→ LISTING
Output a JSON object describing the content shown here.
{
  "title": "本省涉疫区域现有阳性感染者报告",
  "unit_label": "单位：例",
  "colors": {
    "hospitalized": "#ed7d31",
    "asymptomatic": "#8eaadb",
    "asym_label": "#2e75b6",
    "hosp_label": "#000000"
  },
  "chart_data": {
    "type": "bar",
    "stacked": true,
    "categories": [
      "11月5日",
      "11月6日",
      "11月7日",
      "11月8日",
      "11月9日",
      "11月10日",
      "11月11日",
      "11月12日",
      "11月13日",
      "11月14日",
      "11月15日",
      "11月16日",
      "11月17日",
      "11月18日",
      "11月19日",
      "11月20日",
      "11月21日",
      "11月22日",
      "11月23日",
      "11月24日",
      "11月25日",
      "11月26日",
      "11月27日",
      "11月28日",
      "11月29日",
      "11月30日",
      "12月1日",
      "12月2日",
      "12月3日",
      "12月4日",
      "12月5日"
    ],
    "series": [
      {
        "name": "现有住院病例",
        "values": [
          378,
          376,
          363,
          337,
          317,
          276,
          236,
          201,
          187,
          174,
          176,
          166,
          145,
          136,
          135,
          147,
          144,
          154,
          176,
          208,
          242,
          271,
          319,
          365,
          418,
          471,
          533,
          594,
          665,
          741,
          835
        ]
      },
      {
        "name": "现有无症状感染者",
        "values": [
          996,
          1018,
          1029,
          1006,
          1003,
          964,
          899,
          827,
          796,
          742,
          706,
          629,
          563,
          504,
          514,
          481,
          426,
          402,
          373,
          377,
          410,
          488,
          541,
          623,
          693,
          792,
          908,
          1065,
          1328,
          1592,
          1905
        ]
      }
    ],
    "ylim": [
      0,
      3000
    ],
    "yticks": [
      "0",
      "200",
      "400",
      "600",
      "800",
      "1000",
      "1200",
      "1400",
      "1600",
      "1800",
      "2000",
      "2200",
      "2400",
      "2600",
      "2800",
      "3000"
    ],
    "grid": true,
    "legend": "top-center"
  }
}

→ DO THIS
Make an exact copy of the listing, including every line.

→ RESPONSE TO THE TASK
Output a JSON object describing the content shown here.
{
  "title": "本省涉疫区域现有阳性感染者报告",
  "unit_label": "单位：例",
  "colors": {
    "hospitalized": "#ed7d31",
    "asymptomatic": "#8eaadb",
    "asym_label": "#2e75b6",
    "hosp_label": "#000000"
  },
  "chart_data": {
    "type": "bar",
    "stacked": true,
    "categories": [
      "11月5日",
      "11月6日",
      "11月7日",
      "11月8日",
      "11月9日",
      "11月10日",
      "11月11日",
      "11月12日",
      "11月13日",
      "11月14日",
      "11月15日",
      "11月16日",
      "11月17日",
      "11月18日",
      "11月19日",
      "11月20日",
      "11月21日",
      "11月22日",
      "11月23日",
      "11月24日",
      "11月25日",
      "11月26日",
      "11月27日",
      "11月28日",
      "11月29日",
      "11月30日",
      "12月1日",
      "12月2日",
      "12月3日",
      "12月4日",
      "12月5日"
    ],
    "series": [
      {
        "name": "现有住院病例",
        "values": [
          378,
          376,
          363,
          337,
          317,
          276,
          236,
          201,
          187,
          174,
          176,
          166,
          145,
          136,
          135,
          147,
          144,
          154,
          176,
          208,
          242,
          271,
          319,
          365,
          418,
          471,
          533,
          594,
          665,
          741,
          835
        ]
      },
      {
        "name": "现有无症状感染者",
        "values": [
          996,
          1018,
          1029,
          1006,
          1003,
          964,
          899,
          827,
          796,
          742,
          706,
          629,
          563,
          504,
          514,
          481,
          426,
          402,
          373,
          377,
          410,
          488,
          541,
          623,
          693,
          792,
          908,
          1065,
          1328,
          1592,
          1905
        ]
      }
    ],
    "ylim": [
      0,
      3000
    ],
    "yticks": [
      "0",
      "200",
      "400",
      "600",
      "800",
      "1000",
      "1200",
      "1400",
      "1600",
      "1800",
      "2000",
      "2200",
      "2400",
      "2600",
      "2800",
      "3000"
    ],
    "grid": true,
    "legend": "top-center"
  }
}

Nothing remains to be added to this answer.